**Instructions for the task:** Return all of the data exactly, with nothing left out but the pictures.

#### The input

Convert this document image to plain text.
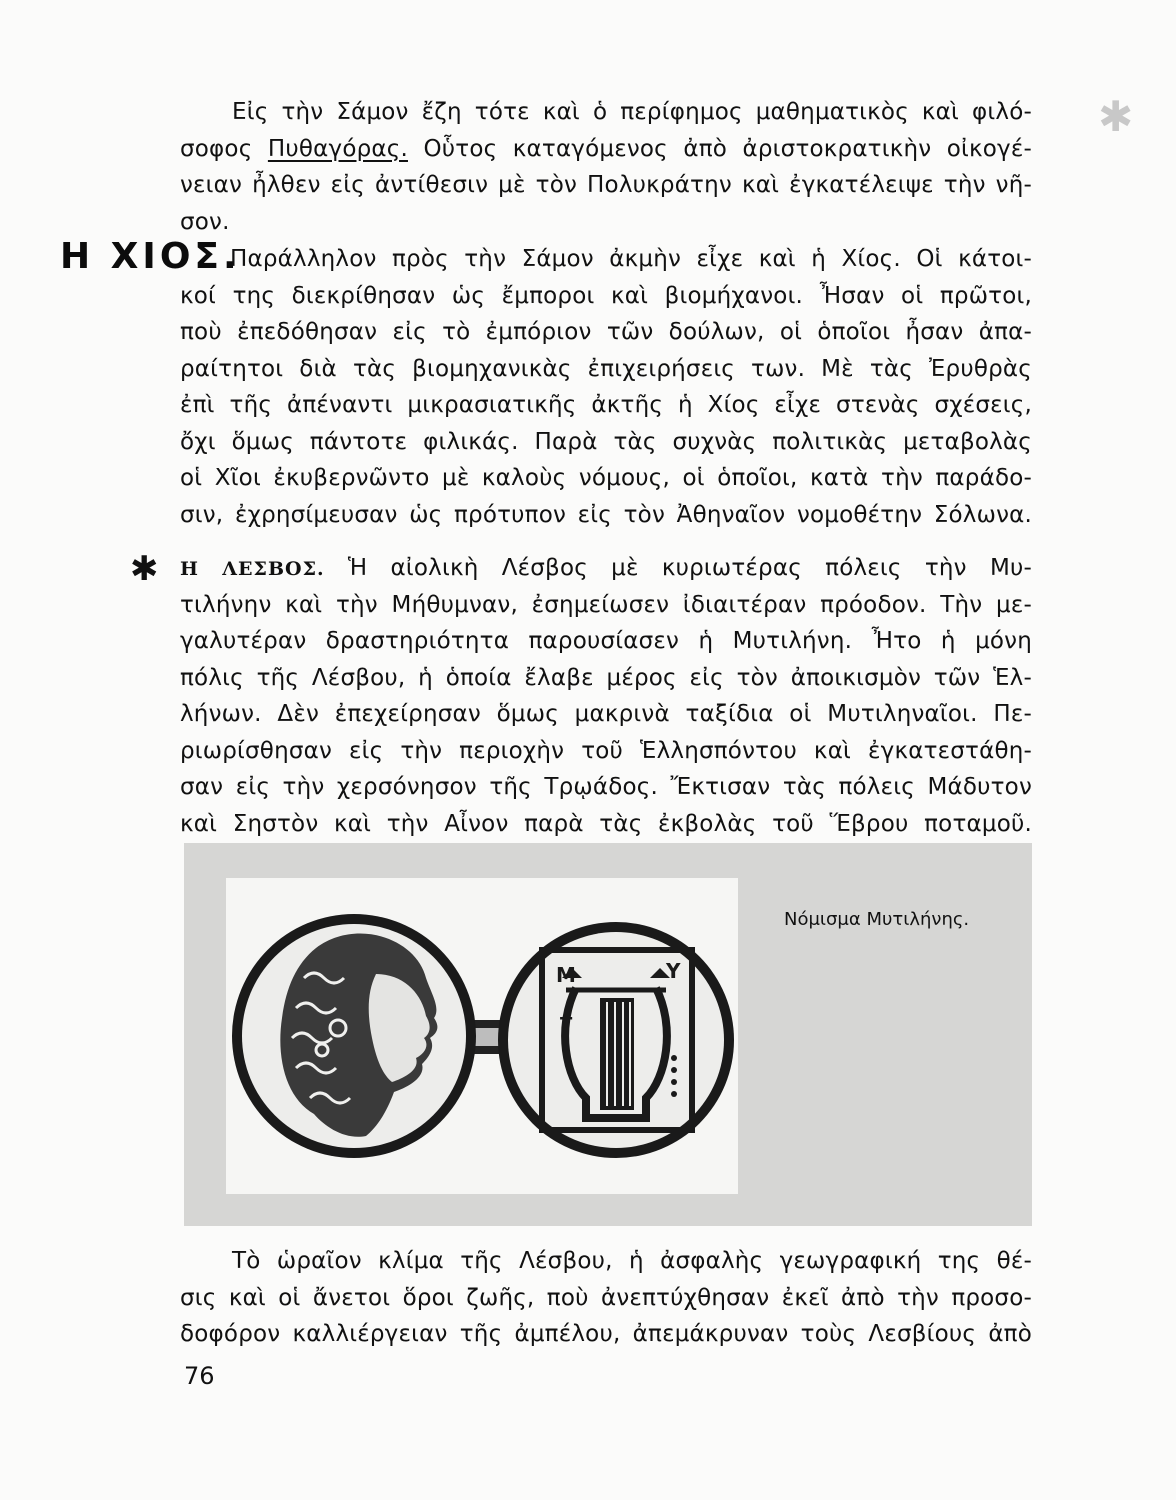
✱
Εἰς τὴν Σάμον ἔζη τότε καὶ ὁ περίφημος μαθηματικὸς καὶ φιλό-
σοφος Πυθαγόρας. Οὗτος καταγόμενος ἀπὸ ἀριστοκρατικὴν οἰκογέ-
νειαν ἦλθεν εἰς ἀντίθεσιν μὲ τὸν Πολυκράτην καὶ ἐγκατέλειψε τὴν νῆ-
σον.
Η ΧΙΟΣ.
Παράλληλον πρὸς τὴν Σάμον ἀκμὴν εἶχε καὶ ἡ Χίος. Οἱ κάτοι-
κοί της διεκρίθησαν ὡς ἔμποροι καὶ βιομήχανοι. Ἦσαν οἱ πρῶτοι,
ποὺ ἐπεδόθησαν εἰς τὸ ἐμπόριον τῶν δούλων, οἱ ὁποῖοι ἦσαν ἀπα-
ραίτητοι διὰ τὰς βιομηχανικὰς ἐπιχειρήσεις των. Μὲ τὰς Ἐρυθρὰς
ἐπὶ τῆς ἀπέναντι μικρασιατικῆς ἀκτῆς ἡ Χίος εἶχε στενὰς σχέσεις,
ὄχι ὅμως πάντοτε φιλικάς. Παρὰ τὰς συχνὰς πολιτικὰς μεταβολὰς
οἱ Χῖοι ἐκυβερνῶντο μὲ καλοὺς νόμους, οἱ ὁποῖοι, κατὰ τὴν παράδο-
σιν, ἐχρησίμευσαν ὡς πρότυπον εἰς τὸν Ἀθηναῖον νομοθέτην Σόλωνα.
✱ Η ΛΕΣΒΟΣ. Ἡ αἰολικὴ Λέσβος μὲ κυριωτέρας πόλεις τὴν Μυ-
τιλήνην καὶ τὴν Μήθυμναν, ἐσημείωσεν ἰδιαιτέραν πρόοδον. Τὴν με-
γαλυτέραν δραστηριότητα παρουσίασεν ἡ Μυτιλήνη. Ἦτο ἡ μόνη
πόλις τῆς Λέσβου, ἡ ὁποία ἔλαβε μέρος εἰς τὸν ἀποικισμὸν τῶν Ἑλ-
λήνων. Δὲν ἐπεχείρησαν ὅμως μακρινὰ ταξίδια οἱ Μυτιληναῖοι. Πε-
ριωρίσθησαν εἰς τὴν περιοχὴν τοῦ Ἑλλησπόντου καὶ ἐγκατεστάθη-
σαν εἰς τὴν χερσόνησον τῆς Τρῳάδος. Ἔκτισαν τὰς πόλεις Μάδυτον
καὶ Σηστὸν καὶ τὴν Αἶνον παρὰ τὰς ἐκβολὰς τοῦ Ἕβρου ποταμοῦ.
Μ
Τ
Υ
Νόμισμα Μυτιλήνης.
Τὸ ὡραῖον κλίμα τῆς Λέσβου, ἡ ἀσφαλὴς γεωγραφική της θέ-
σις καὶ οἱ ἄνετοι ὅροι ζωῆς, ποὺ ἀνεπτύχθησαν ἐκεῖ ἀπὸ τὴν προσο-
δοφόρον καλλιέργειαν τῆς ἀμπέλου, ἀπεμάκρυναν τοὺς Λεσβίους ἀπὸ
76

########

**Response to the exercise:**
Convert this document image to plain text.
✱
Εἰς τὴν Σάμον ἔζη τότε καὶ ὁ περίφημος μαθηματικὸς καὶ φιλό-
σοφος Πυθαγόρας. Οὗτος καταγόμενος ἀπὸ ἀριστοκρατικὴν οἰκογέ-
νειαν ἦλθεν εἰς ἀντίθεσιν μὲ τὸν Πολυκράτην καὶ ἐγκατέλειψε τὴν νῆ-
σον.
Η ΧΙΟΣ.
Παράλληλον πρὸς τὴν Σάμον ἀκμὴν εἶχε καὶ ἡ Χίος. Οἱ κάτοι-
κοί της διεκρίθησαν ὡς ἔμποροι καὶ βιομήχανοι. Ἦσαν οἱ πρῶτοι,
ποὺ ἐπεδόθησαν εἰς τὸ ἐμπόριον τῶν δούλων, οἱ ὁποῖοι ἦσαν ἀπα-
ραίτητοι διὰ τὰς βιομηχανικὰς ἐπιχειρήσεις των. Μὲ τὰς Ἐρυθρὰς
ἐπὶ τῆς ἀπέναντι μικρασιατικῆς ἀκτῆς ἡ Χίος εἶχε στενὰς σχέσεις,
ὄχι ὅμως πάντοτε φιλικάς. Παρὰ τὰς συχνὰς πολιτικὰς μεταβολὰς
οἱ Χῖοι ἐκυβερνῶντο μὲ καλοὺς νόμους, οἱ ὁποῖοι, κατὰ τὴν παράδο-
σιν, ἐχρησίμευσαν ὡς πρότυπον εἰς τὸν Ἀθηναῖον νομοθέτην Σόλωνα.
✱ Η ΛΕΣΒΟΣ. Ἡ αἰολικὴ Λέσβος μὲ κυριωτέρας πόλεις τὴν Μυ-
τιλήνην καὶ τὴν Μήθυμναν, ἐσημείωσεν ἰδιαιτέραν πρόοδον. Τὴν με-
γαλυτέραν δραστηριότητα παρουσίασεν ἡ Μυτιλήνη. Ἦτο ἡ μόνη
πόλις τῆς Λέσβου, ἡ ὁποία ἔλαβε μέρος εἰς τὸν ἀποικισμὸν τῶν Ἑλ-
λήνων. Δὲν ἐπεχείρησαν ὅμως μακρινὰ ταξίδια οἱ Μυτιληναῖοι. Πε-
ριωρίσθησαν εἰς τὴν περιοχὴν τοῦ Ἑλλησπόντου καὶ ἐγκατεστάθη-
σαν εἰς τὴν χερσόνησον τῆς Τρῳάδος. Ἔκτισαν τὰς πόλεις Μάδυτον
καὶ Σηστὸν καὶ τὴν Αἶνον παρὰ τὰς ἐκβολὰς τοῦ Ἕβρου ποταμοῦ.
Μ
Τ
Υ
Νόμισμα Μυτιλήνης.
Τὸ ὡραῖον κλίμα τῆς Λέσβου, ἡ ἀσφαλὴς γεωγραφική της θέ-
σις καὶ οἱ ἄνετοι ὅροι ζωῆς, ποὺ ἀνεπτύχθησαν ἐκεῖ ἀπὸ τὴν προσο-
δοφόρον καλλιέργειαν τῆς ἀμπέλου, ἀπεμάκρυναν τοὺς Λεσβίους ἀπὸ
76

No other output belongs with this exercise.